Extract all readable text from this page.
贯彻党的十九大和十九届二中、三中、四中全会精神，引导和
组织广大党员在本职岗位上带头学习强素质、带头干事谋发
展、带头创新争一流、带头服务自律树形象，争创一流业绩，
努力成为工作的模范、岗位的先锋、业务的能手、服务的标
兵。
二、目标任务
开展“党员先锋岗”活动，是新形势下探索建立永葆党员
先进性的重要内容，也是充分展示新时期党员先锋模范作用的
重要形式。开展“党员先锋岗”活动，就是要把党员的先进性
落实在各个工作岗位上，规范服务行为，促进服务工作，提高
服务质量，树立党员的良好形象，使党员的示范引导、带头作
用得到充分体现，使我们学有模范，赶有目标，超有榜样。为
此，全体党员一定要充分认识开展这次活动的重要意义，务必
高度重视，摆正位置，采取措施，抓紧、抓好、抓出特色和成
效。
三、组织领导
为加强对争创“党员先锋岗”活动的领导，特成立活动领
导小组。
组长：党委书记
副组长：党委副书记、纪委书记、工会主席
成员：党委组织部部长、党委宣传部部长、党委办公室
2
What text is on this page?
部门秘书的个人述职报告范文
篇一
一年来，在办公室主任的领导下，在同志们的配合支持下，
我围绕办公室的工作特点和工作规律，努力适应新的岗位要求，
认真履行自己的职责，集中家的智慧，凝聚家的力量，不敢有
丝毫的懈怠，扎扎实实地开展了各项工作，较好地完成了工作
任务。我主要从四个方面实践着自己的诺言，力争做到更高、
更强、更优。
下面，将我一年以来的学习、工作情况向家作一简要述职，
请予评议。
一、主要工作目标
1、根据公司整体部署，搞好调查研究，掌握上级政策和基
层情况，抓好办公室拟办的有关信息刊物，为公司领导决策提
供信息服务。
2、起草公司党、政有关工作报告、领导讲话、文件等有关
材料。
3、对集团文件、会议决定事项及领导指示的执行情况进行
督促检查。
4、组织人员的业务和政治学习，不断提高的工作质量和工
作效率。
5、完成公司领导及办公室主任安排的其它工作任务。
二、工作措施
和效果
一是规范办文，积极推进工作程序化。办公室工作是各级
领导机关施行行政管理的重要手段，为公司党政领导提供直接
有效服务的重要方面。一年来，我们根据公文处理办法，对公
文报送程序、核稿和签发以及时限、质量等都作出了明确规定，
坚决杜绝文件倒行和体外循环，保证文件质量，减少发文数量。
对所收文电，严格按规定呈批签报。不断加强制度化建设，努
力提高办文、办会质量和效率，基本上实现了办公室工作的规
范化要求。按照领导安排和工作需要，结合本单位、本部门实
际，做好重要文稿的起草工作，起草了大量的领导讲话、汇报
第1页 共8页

## Aim of the exercise
Restate the data above exactly, keeping each word as it stands.

## Task response
Extract all readable text from this page.
贯彻党的十九大和十九届二中、三中、四中全会精神，引导和
组织广大党员在本职岗位上带头学习强素质、带头干事谋发
展、带头创新争一流、带头服务自律树形象，争创一流业绩，
努力成为工作的模范、岗位的先锋、业务的能手、服务的标
兵。
二、目标任务
开展“党员先锋岗”活动，是新形势下探索建立永葆党员
先进性的重要内容，也是充分展示新时期党员先锋模范作用的
重要形式。开展“党员先锋岗”活动，就是要把党员的先进性
落实在各个工作岗位上，规范服务行为，促进服务工作，提高
服务质量，树立党员的良好形象，使党员的示范引导、带头作
用得到充分体现，使我们学有模范，赶有目标，超有榜样。为
此，全体党员一定要充分认识开展这次活动的重要意义，务必
高度重视，摆正位置，采取措施，抓紧、抓好、抓出特色和成
效。
三、组织领导
为加强对争创“党员先锋岗”活动的领导，特成立活动领
导小组。
组长：党委书记
副组长：党委副书记、纪委书记、工会主席
成员：党委组织部部长、党委宣传部部长、党委办公室
2
What text is on this page?
部门秘书的个人述职报告范文
篇一
一年来，在办公室主任的领导下，在同志们的配合支持下，
我围绕办公室的工作特点和工作规律，努力适应新的岗位要求，
认真履行自己的职责，集中家的智慧，凝聚家的力量，不敢有
丝毫的懈怠，扎扎实实地开展了各项工作，较好地完成了工作
任务。我主要从四个方面实践着自己的诺言，力争做到更高、
更强、更优。
下面，将我一年以来的学习、工作情况向家作一简要述职，
请予评议。
一、主要工作目标
1、根据公司整体部署，搞好调查研究，掌握上级政策和基
层情况，抓好办公室拟办的有关信息刊物，为公司领导决策提
供信息服务。
2、起草公司党、政有关工作报告、领导讲话、文件等有关
材料。
3、对集团文件、会议决定事项及领导指示的执行情况进行
督促检查。
4、组织人员的业务和政治学习，不断提高的工作质量和工
作效率。
5、完成公司领导及办公室主任安排的其它工作任务。
二、工作措施
和效果
一是规范办文，积极推进工作程序化。办公室工作是各级
领导机关施行行政管理的重要手段，为公司党政领导提供直接
有效服务的重要方面。一年来，我们根据公文处理办法，对公
文报送程序、核稿和签发以及时限、质量等都作出了明确规定，
坚决杜绝文件倒行和体外循环，保证文件质量，减少发文数量。
对所收文电，严格按规定呈批签报。不断加强制度化建设，努
力提高办文、办会质量和效率，基本上实现了办公室工作的规
范化要求。按照领导安排和工作需要，结合本单位、本部门实
际，做好重要文稿的起草工作，起草了大量的领导讲话、汇报
第1页 共8页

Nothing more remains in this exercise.